Look through the data and write out every line with the word "комментарий" in it.

═══ Stored data

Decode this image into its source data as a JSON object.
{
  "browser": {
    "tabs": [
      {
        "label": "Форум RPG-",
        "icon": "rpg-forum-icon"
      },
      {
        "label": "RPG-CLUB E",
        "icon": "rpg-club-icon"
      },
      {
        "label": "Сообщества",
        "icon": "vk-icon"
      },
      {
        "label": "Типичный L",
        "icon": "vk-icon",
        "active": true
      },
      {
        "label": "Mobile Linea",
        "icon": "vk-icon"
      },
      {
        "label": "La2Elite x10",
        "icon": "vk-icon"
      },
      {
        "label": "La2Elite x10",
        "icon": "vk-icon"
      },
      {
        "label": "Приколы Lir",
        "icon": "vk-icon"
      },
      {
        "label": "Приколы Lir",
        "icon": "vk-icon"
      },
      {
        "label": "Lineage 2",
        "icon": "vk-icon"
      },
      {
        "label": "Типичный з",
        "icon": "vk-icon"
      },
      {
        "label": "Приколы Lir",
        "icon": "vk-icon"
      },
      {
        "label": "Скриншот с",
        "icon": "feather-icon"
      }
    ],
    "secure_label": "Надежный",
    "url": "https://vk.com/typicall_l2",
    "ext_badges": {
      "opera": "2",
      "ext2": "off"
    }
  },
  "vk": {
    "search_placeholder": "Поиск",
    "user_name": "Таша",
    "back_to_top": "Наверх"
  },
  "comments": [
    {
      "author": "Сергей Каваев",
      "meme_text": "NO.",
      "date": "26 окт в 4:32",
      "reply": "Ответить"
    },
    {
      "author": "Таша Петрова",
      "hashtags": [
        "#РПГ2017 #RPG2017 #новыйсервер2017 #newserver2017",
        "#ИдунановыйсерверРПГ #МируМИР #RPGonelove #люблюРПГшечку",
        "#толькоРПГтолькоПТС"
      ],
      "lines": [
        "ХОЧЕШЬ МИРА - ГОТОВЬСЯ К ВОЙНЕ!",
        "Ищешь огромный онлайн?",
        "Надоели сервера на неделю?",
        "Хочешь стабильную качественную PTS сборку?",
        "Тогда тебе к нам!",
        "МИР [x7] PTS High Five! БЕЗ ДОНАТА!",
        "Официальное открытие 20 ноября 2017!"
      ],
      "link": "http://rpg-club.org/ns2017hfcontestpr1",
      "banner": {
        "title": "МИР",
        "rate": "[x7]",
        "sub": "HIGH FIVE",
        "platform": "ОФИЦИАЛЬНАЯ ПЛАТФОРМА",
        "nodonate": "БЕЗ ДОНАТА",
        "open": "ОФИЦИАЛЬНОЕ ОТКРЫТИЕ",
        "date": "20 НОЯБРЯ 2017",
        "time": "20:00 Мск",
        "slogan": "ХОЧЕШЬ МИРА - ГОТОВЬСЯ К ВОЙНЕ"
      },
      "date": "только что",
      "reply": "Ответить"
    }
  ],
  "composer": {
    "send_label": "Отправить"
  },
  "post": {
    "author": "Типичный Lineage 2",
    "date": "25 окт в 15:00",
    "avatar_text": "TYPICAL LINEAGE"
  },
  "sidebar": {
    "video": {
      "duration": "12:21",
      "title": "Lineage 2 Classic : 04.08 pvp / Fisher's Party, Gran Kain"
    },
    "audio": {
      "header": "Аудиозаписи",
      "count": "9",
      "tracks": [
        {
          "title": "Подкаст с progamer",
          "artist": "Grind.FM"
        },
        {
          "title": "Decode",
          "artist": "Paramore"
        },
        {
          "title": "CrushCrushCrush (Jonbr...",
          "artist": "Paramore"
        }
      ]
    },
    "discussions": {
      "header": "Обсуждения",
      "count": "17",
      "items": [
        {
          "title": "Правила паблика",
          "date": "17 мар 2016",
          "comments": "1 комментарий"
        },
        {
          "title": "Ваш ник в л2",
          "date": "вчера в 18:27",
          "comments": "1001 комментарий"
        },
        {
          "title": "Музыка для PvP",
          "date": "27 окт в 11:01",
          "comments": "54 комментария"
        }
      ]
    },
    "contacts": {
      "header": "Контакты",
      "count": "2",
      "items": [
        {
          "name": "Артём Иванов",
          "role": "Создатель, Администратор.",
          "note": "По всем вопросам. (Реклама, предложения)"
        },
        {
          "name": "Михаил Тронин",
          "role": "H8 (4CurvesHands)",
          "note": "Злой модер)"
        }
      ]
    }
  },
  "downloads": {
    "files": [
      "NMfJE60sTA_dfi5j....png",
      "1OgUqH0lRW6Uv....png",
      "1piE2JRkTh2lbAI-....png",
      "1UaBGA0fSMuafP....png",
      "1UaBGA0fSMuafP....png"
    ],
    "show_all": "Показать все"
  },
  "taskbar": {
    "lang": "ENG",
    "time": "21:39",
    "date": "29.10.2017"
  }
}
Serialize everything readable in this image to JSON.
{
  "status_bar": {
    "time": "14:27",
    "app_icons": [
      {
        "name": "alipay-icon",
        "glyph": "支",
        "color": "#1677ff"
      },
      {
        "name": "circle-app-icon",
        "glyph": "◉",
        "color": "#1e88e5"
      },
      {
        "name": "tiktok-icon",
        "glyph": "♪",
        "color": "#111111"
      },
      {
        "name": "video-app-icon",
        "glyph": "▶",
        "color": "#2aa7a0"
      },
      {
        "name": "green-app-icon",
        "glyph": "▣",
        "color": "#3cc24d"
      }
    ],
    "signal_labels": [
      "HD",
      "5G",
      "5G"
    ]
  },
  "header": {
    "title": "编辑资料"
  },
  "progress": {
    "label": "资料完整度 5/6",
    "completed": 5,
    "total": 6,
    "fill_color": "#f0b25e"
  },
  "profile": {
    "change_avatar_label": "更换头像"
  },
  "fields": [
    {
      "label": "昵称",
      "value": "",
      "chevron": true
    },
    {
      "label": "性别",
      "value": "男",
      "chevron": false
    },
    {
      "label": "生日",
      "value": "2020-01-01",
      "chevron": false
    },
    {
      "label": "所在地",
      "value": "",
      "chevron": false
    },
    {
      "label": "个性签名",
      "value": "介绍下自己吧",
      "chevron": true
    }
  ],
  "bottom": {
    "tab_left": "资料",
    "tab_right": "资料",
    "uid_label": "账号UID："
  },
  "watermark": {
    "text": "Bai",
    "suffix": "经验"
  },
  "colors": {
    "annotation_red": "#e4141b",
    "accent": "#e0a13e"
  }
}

══════

Result for this exercise -
          "comments": "1 комментарий"
          "comments": "1001 комментарий"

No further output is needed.